Information given:
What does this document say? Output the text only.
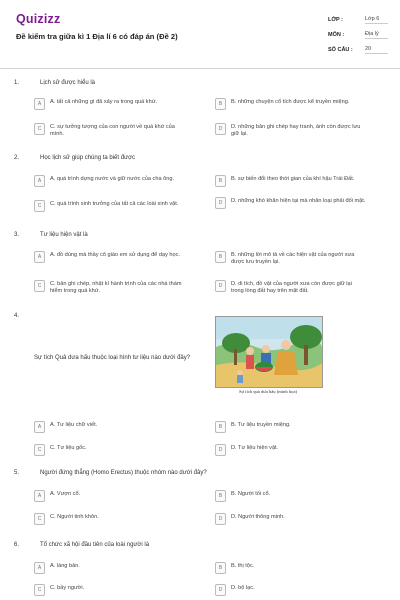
Quizizz
Đề kiểm tra giữa kì 1 Địa lí 6 có đáp án (Đề 2)
LỚP :	Lớp 6
MÔN :	Địa lý
SỐ CÂU : 20
1.	Lịch sử được hiểu là
A	A. tất cả những gì đã xảy ra trong quá khứ.	B	B. những chuyện cổ tích được kể truyền miệng.
C	C. sự tưởng tượng của con người về quá khứ của mình.
D	D. những bản ghi chép hay tranh, ảnh còn được lưu giữ lại.
2.	Học lịch sử giúp chúng ta biết được
A	A. quá trình dựng nước và giữ nước của cha ông.	B	B. sự biến đổi theo thời gian của khí hậu Trái Đất.
C	C. quá trình sinh trưởng của tất cả các loài sinh vật.	D	D. những khó khăn hiện tại mà nhân loại phải đối mặt.
3.	Tư liệu hiện vật là
A	A. đồ dùng mà thầy cô giáo em sử dụng để dạy học.	B	B. những lời mô tả về các hiện vật của người xưa được lưu truyền lại.
C	C. bản ghi chép, nhật kí hành trình của các nhà thám hiểm trong quá khứ.
D	D. di tích, đồ vật của người xưa còn được giữ lại trong lòng đất hay trên mặt đất.
4.
Sự tích Quả dưa hấu thuộc loại hình tư liệu nào dưới đây?
Sự tích quả dưa hấu (minh họa)
A	A. Tư liệu chữ viết.	B	B. Tư liệu truyền miệng.
C	C. Tư liệu gốc.	D	D. Tư liệu hiện vật.
5.	Người đứng thẳng (Homo Erectus) thuộc nhóm nào dưới đây?
A	A. Vượn cổ.	B	B. Người tối cổ.
C	C. Người tinh khôn.	D	D. Người thông minh.
6.	Tổ chức xã hội đầu tiên của loài người là
A	A. làng bản.	B	B. thị tộc.
C	C. bầy người.	D	D. bộ lạc.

Problem to solve: Search the data above for the string "những" and return every line that has it.

Response below:
A	A. tất cả những gì đã xảy ra trong quá khứ.	B	B. những chuyện cổ tích được kể truyền miệng.
D	D. những bản ghi chép hay tranh, ảnh còn được lưu giữ lại.
C	C. quá trình sinh trưởng của tất cả các loài sinh vật.	D	D. những khó khăn hiện tại mà nhân loại phải đối mặt.
A	A. đồ dùng mà thầy cô giáo em sử dụng để dạy học.	B	B. những lời mô tả về các hiện vật của người xưa được lưu truyền lại.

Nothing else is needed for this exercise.